[Records from a collection of figures]
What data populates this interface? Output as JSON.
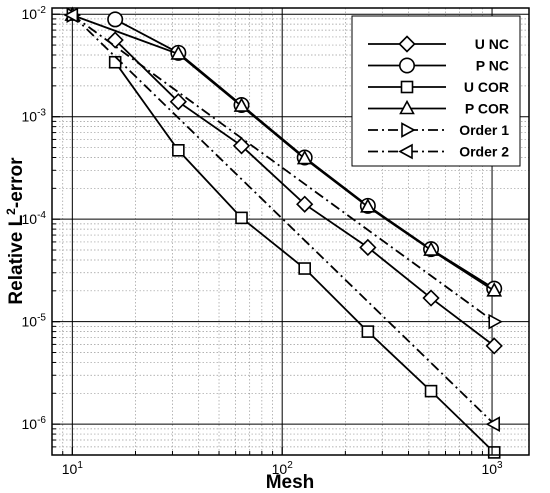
{
  "chart_data": {
    "type": "line",
    "xlabel": "Mesh",
    "ylabel_main": "Relative L",
    "ylabel_sup": "2",
    "ylabel_tail": "-error",
    "x_scale": "log",
    "y_scale": "log",
    "xlim": [
      8,
      1500
    ],
    "ylim": [
      5e-07,
      0.0115
    ],
    "grid": true,
    "legend_position": "top-right",
    "x_ticks": [
      {
        "base": "10",
        "exp": "1",
        "value": 10
      },
      {
        "base": "10",
        "exp": "2",
        "value": 100
      },
      {
        "base": "10",
        "exp": "3",
        "value": 1000
      }
    ],
    "y_ticks": [
      {
        "base": "10",
        "exp": "-6",
        "value": 1e-06
      },
      {
        "base": "10",
        "exp": "-5",
        "value": 1e-05
      },
      {
        "base": "10",
        "exp": "-4",
        "value": 0.0001
      },
      {
        "base": "10",
        "exp": "-3",
        "value": 0.001
      },
      {
        "base": "10",
        "exp": "-2",
        "value": 0.01
      }
    ],
    "series": [
      {
        "name": "U NC",
        "marker": "diamond",
        "dash": "solid",
        "x": [
          16,
          32,
          64,
          128,
          256,
          512,
          1024
        ],
        "y": [
          0.0056,
          0.0014,
          0.00052,
          0.00014,
          5.3e-05,
          1.7e-05,
          5.8e-06
        ]
      },
      {
        "name": "P NC",
        "marker": "circle",
        "dash": "solid",
        "x": [
          16,
          32,
          64,
          128,
          256,
          512,
          1024
        ],
        "y": [
          0.0089,
          0.0042,
          0.0013,
          0.0004,
          0.000135,
          5.1e-05,
          2.1e-05
        ]
      },
      {
        "name": "U COR",
        "marker": "square",
        "dash": "solid",
        "x": [
          16,
          32,
          64,
          128,
          256,
          512,
          1024
        ],
        "y": [
          0.0034,
          0.00047,
          0.000103,
          3.3e-05,
          8e-06,
          2.1e-06,
          5.3e-07
        ]
      },
      {
        "name": "P COR",
        "marker": "triangle-up",
        "dash": "solid",
        "x": [
          10,
          32,
          64,
          128,
          256,
          512,
          1024
        ],
        "y": [
          0.0098,
          0.0041,
          0.00127,
          0.00039,
          0.000132,
          5e-05,
          2e-05
        ]
      },
      {
        "name": "Order 1",
        "marker": "triangle-right",
        "dash": "dashdot",
        "x": [
          10,
          1024
        ],
        "y": [
          0.0098,
          1e-05
        ]
      },
      {
        "name": "Order 2",
        "marker": "triangle-left",
        "dash": "dashdot",
        "x": [
          10,
          1024
        ],
        "y": [
          0.0098,
          1e-06
        ]
      }
    ]
  }
}
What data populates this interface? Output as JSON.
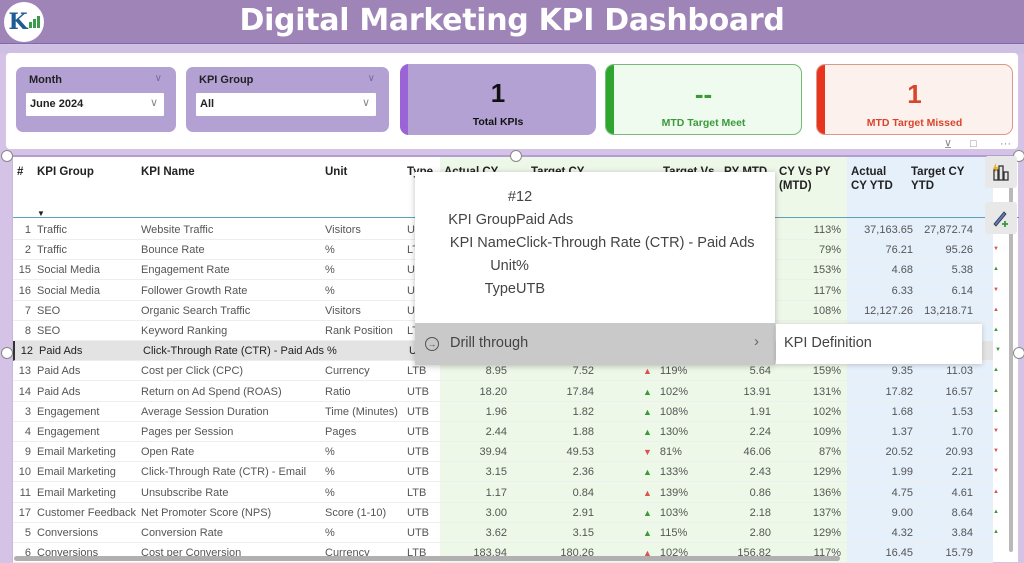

WHAT THE TASK REQUIRES: Write every record out again exactly; no pictures belong in the copy.

COMPLETE RESPONSE:
What data populates this interface? Output as JSON.
{
  "chart_data": {
    "type": "line",
    "xlabel": "Mesh",
    "ylabel_main": "Relative L",
    "ylabel_sup": "2",
    "ylabel_tail": "-error",
    "x_scale": "log",
    "y_scale": "log",
    "xlim": [
      8,
      1500
    ],
    "ylim": [
      5e-07,
      0.0115
    ],
    "grid": true,
    "legend_position": "top-right",
    "x_ticks": [
      {
        "base": "10",
        "exp": "1",
        "value": 10
      },
      {
        "base": "10",
        "exp": "2",
        "value": 100
      },
      {
        "base": "10",
        "exp": "3",
        "value": 1000
      }
    ],
    "y_ticks": [
      {
        "base": "10",
        "exp": "-6",
        "value": 1e-06
      },
      {
        "base": "10",
        "exp": "-5",
        "value": 1e-05
      },
      {
        "base": "10",
        "exp": "-4",
        "value": 0.0001
      },
      {
        "base": "10",
        "exp": "-3",
        "value": 0.001
      },
      {
        "base": "10",
        "exp": "-2",
        "value": 0.01
      }
    ],
    "series": [
      {
        "name": "U NC",
        "marker": "diamond",
        "dash": "solid",
        "x": [
          16,
          32,
          64,
          128,
          256,
          512,
          1024
        ],
        "y": [
          0.0056,
          0.0014,
          0.00052,
          0.00014,
          5.3e-05,
          1.7e-05,
          5.8e-06
        ]
      },
      {
        "name": "P NC",
        "marker": "circle",
        "dash": "solid",
        "x": [
          16,
          32,
          64,
          128,
          256,
          512,
          1024
        ],
        "y": [
          0.0089,
          0.0042,
          0.0013,
          0.0004,
          0.000135,
          5.1e-05,
          2.1e-05
        ]
      },
      {
        "name": "U COR",
        "marker": "square",
        "dash": "solid",
        "x": [
          16,
          32,
          64,
          128,
          256,
          512,
          1024
        ],
        "y": [
          0.0034,
          0.00047,
          0.000103,
          3.3e-05,
          8e-06,
          2.1e-06,
          5.3e-07
        ]
      },
      {
        "name": "P COR",
        "marker": "triangle-up",
        "dash": "solid",
        "x": [
          10,
          32,
          64,
          128,
          256,
          512,
          1024
        ],
        "y": [
          0.0098,
          0.0041,
          0.00127,
          0.00039,
          0.000132,
          5e-05,
          2e-05
        ]
      },
      {
        "name": "Order 1",
        "marker": "triangle-right",
        "dash": "dashdot",
        "x": [
          10,
          1024
        ],
        "y": [
          0.0098,
          1e-05
        ]
      },
      {
        "name": "Order 2",
        "marker": "triangle-left",
        "dash": "dashdot",
        "x": [
          10,
          1024
        ],
        "y": [
          0.0098,
          1e-06
        ]
      }
    ]
  }
}
What data populates this interface? Output as JSON.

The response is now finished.